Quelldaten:
--------

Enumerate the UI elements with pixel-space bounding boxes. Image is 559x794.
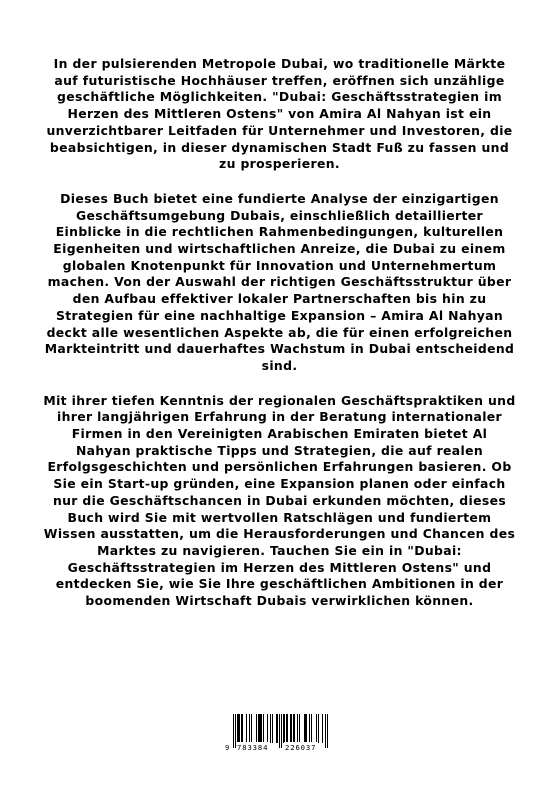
- barcode-bar: [261, 714, 262, 743]
- barcode-bar: [276, 714, 277, 743]
- barcode-bar: [239, 714, 240, 743]
- barcode-bar: [322, 714, 323, 743]
- barcode-bar: [283, 714, 284, 743]
- barcode-bar: [299, 714, 300, 743]
- barcode-bar: [286, 714, 287, 743]
- barcode-bar: [294, 714, 295, 743]
- barcode-bar: [242, 714, 243, 743]
- barcode-bar: [237, 714, 238, 743]
- barcode-bar: [305, 714, 306, 743]
- barcode-bar: [249, 714, 250, 743]
- blurb-paragraph-author: Mit ihrer tiefen Kenntnis der regionalen Geschäftspraktiken und ihrer langjährigen Erfahrung in der Beratung internationaler Firmen in den Vereinigten Arabischen Emiraten bietet Al Nahyan praktische Tipps und Strategien, die auf realen Erfolgsgeschichten und persönlichen Erfahrungen basieren. Ob Sie ein Start-up gründen, eine Expansion planen oder einfach nur die Geschäftschancen in Dubai erkunden möchten, dieses Buch wird Sie mit wertvollen Ratschlägen und fundiertem Wissen ausstatten, um die Herausforderungen und Chancen des Marktes zu navigieren. Tauchen Sie ein in "Dubai: Geschäftsstrategien im Herzen des Mittleren Ostens" und entdecken Sie, wie Sie Ihre geschäftlichen Ambitionen in der boomenden Wirtschaft Dubais verwirklichen können.: [43, 392, 516, 609]
- barcode-bar: [284, 714, 285, 743]
- isbn-barcode: [224, 712, 334, 758]
- barcode-bar: [270, 714, 271, 743]
- barcode-bar: [258, 714, 259, 743]
- barcode-bar: [256, 714, 257, 743]
- barcode-bar: [309, 714, 310, 743]
- blurb-paragraph-analysis: Dieses Buch bietet eine fundierte Analyse der einzigartigen Geschäftsumgebung Dubais, einschließlich detaillierter Einblicke in die rechtlichen Rahmenbedingungen, kulturellen Eigenheiten und wirtschaftlichen Anreize, die Dubai zu einem globalen Knotenpunkt für Innovation und Unternehmertum machen. Von der Auswahl der richtigen Geschäftsstruktur über den Aufbau effektiver lokaler Partnerschaften bis hin zu Strategien für eine nachhaltige Expansion – Amira Al Nahyan deckt alle wesentlichen Aspekte ab, die für einen erfolgreichen Markteintritt und dauerhaftes Wachstum in Dubai entscheidend sind.: [44, 190, 515, 373]
- barcode-bar: [293, 714, 294, 743]
- barcode-bar: [246, 714, 247, 743]
- barcode-bar: [306, 714, 307, 743]
- barcode-bar: [260, 714, 261, 743]
- barcode-bar: [291, 714, 292, 743]
- barcode-bar: [267, 714, 268, 743]
- barcode-bar: [297, 714, 298, 743]
- barcode-bar: [241, 714, 242, 743]
- barcode-digits-left: 783384: [237, 743, 269, 752]
- barcode-digits: [224, 742, 334, 754]
- barcode-bar: [251, 714, 252, 743]
- barcode-bar: [311, 714, 312, 743]
- barcode-bar: [238, 714, 239, 743]
- barcode-digit-first: 9: [225, 743, 230, 752]
- barcode-bar: [259, 714, 260, 743]
- barcode-bar: [290, 714, 291, 743]
- barcode-digits-right: 226037: [285, 743, 317, 752]
- back-cover-blurb: [42, 56, 517, 610]
- barcode-bar: [272, 714, 273, 743]
- barcode-bar: [263, 714, 264, 743]
- barcode-bar: [277, 714, 278, 743]
- blurb-paragraph-intro: In der pulsierenden Metropole Dubai, wo traditionelle Märkte auf futuristische Hochhäuser treffen, eröffnen sich unzählige geschäftliche Möglichkeiten. "Dubai: Geschäftsstrategien im Herzen des Mittleren Ostens" von Amira Al Nahyan ist ein unverzichtbarer Leitfaden für Unternehmer und Investoren, die beabsichtigen, in dieser dynamischen Stadt Fuß zu fassen und zu prosperieren.: [46, 56, 513, 172]
- barcode-bar: [318, 714, 319, 743]
- barcode-bar: [316, 714, 317, 743]
- barcode-bar: [287, 714, 288, 743]
- barcode-bar: [304, 714, 305, 743]
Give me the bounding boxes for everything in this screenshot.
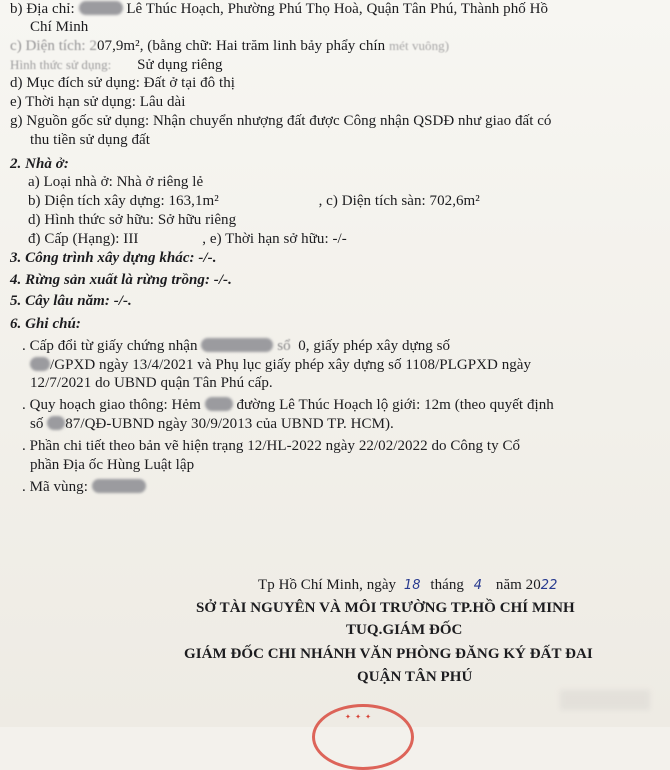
note-zone-label: . Mã vùng: — [22, 479, 88, 495]
signing-day: 18 — [403, 578, 421, 593]
note-traffic-text: . Quy hoạch giao thông: Hẻm — [22, 397, 201, 413]
purpose-line: d) Mục đích sử dụng: Đất ở tại đô thị — [10, 75, 235, 91]
notes-heading: 6. Ghi chú: — [10, 316, 81, 332]
origin-line: g) Nguồn gốc sử dụng: Nhận chuyển nhượng đất được Công nhận QSDĐ như giao đất có — [10, 113, 552, 129]
smudged-number: sổ — [277, 338, 291, 354]
note-reissue-suffix: 0, giấy phép xây dựng số — [298, 338, 451, 354]
other-construction: 3. Công trình xây dựng khác: -/-. — [10, 250, 217, 266]
signing-year: 22 — [540, 578, 558, 593]
address-continued: Chí Minh — [30, 19, 89, 35]
term-line: e) Thời hạn sử dụng: Lâu dài — [10, 94, 186, 110]
use-form-line — [10, 56, 223, 74]
note-permit-cont: 12/7/2021 do UBND quận Tân Phú cấp. — [30, 375, 273, 391]
year-label: năm 20 — [495, 577, 541, 593]
note-reissue-text: . Cấp đổi từ giấy chứng nhận — [22, 338, 198, 354]
floor-area: , c) Diện tích sàn: 702,6m² — [318, 193, 480, 209]
ownership-term: , e) Thời hạn sở hữu: -/- — [202, 231, 347, 247]
signing-place: Tp Hồ Chí Minh, ngày — [258, 577, 397, 593]
smudged-tail: mét vuông) — [389, 38, 450, 53]
house-heading: 2. Nhà ở: — [10, 156, 69, 172]
note-traffic-cont — [30, 415, 394, 433]
note-permit-text: /GPXD ngày 13/4/2021 và Phụ lục giấy phép xây dựng số 1108/PLGPXD ngày — [50, 357, 532, 373]
authority-branch: GIÁM ĐỐC CHI NHÁNH VĂN PHÒNG ĐĂNG KÝ ĐẤT ĐAI — [184, 646, 593, 662]
redacted-block — [201, 338, 273, 352]
seal-lettering: ✦ ✦ ✦ — [345, 713, 373, 721]
background-smudge — [560, 690, 650, 710]
area-value: 07,9m², (bằng chữ: Hai trăm linh bảy phẩy chín — [96, 38, 386, 54]
note-permit — [30, 356, 531, 374]
note-traffic-suffix: đường Lê Thúc Hoạch lộ giới: 12m (theo quyết định — [236, 397, 554, 413]
note-traffic-decision: 87/QĐ-UBND ngày 30/9/2013 của UBND TP. HCM). — [65, 416, 394, 432]
note-zone — [22, 478, 146, 496]
authority-district: QUẬN TÂN PHÚ — [357, 669, 473, 685]
redacted-block — [79, 1, 123, 15]
redacted-block — [30, 357, 50, 371]
address-label: b) Địa chỉ: — [10, 1, 75, 17]
house-area-line — [28, 192, 480, 210]
perennial-trees: 5. Cây lâu năm: -/-. — [10, 293, 132, 309]
grade: đ) Cấp (Hạng): III — [28, 231, 139, 247]
note-traffic — [22, 396, 554, 414]
address-text: Lê Thúc Hoạch, Phường Phú Thọ Hoà, Quận Tân Phú, Thành phố Hồ — [126, 1, 549, 17]
note-traffic-no: số — [30, 416, 44, 432]
signing-date — [258, 576, 557, 595]
smudged-text: c) Diện tích: 2 — [10, 38, 97, 54]
redacted-block — [47, 416, 65, 430]
ownership-line: d) Hình thức sở hữu: Sở hữu riêng — [28, 212, 237, 228]
authority-department: SỞ TÀI NGUYÊN VÀ MÔI TRƯỜNG TP.HỒ CHÍ MINH — [196, 600, 575, 616]
address-line — [10, 0, 548, 18]
redacted-block — [92, 479, 146, 493]
use-form-value: Sử dụng riêng — [137, 57, 223, 73]
note-reissue — [22, 337, 450, 355]
month-label: tháng — [430, 577, 464, 593]
smudged-label: Hình thức sử dụng: — [10, 57, 112, 72]
origin-continued: thu tiền sử dụng đất — [30, 132, 150, 148]
redacted-block — [205, 397, 233, 411]
production-forest: 4. Rừng sản xuất là rừng trồng: -/-. — [10, 272, 232, 288]
construction-area: b) Diện tích xây dựng: 163,1m² — [28, 193, 219, 209]
grade-line — [28, 230, 347, 248]
note-drawing-cont: phần Địa ốc Hùng Luật lập — [30, 457, 195, 473]
signing-month: 4 — [473, 578, 483, 593]
house-type-line: a) Loại nhà ở: Nhà ở riêng lẻ — [28, 174, 204, 190]
area-line — [10, 37, 449, 55]
authority-delegation: TUQ.GIÁM ĐỐC — [346, 622, 463, 638]
note-drawing: . Phần chi tiết theo bản vẽ hiện trạng 12/HL-2022 ngày 22/02/2022 do Công ty Cổ — [22, 438, 521, 454]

--------

GEGEBENE AUFGABE: Aktualisiere in den Datensätzen die Zeilen, beginnend mit der Zeile, die „- barcode-bar: [261, 714, 262, 743]“ enthält, und endend mit der Zeile, die „- barcode-bar: [249, 714, 250, 743]“ enthält: Ersetze darin „barcode-bar“ durch „barcode-line“, lass alles andere unverändert und gib nur diese Zeilen aus.

LÖSUNG DER AUFGABE:
- barcode-line: [261, 714, 262, 743]
- barcode-line: [276, 714, 277, 743]
- barcode-line: [239, 714, 240, 743]
- barcode-line: [322, 714, 323, 743]
- barcode-line: [283, 714, 284, 743]
- barcode-line: [299, 714, 300, 743]
- barcode-line: [286, 714, 287, 743]
- barcode-line: [294, 714, 295, 743]
- barcode-line: [242, 714, 243, 743]
- barcode-line: [237, 714, 238, 743]
- barcode-line: [305, 714, 306, 743]
- barcode-line: [249, 714, 250, 743]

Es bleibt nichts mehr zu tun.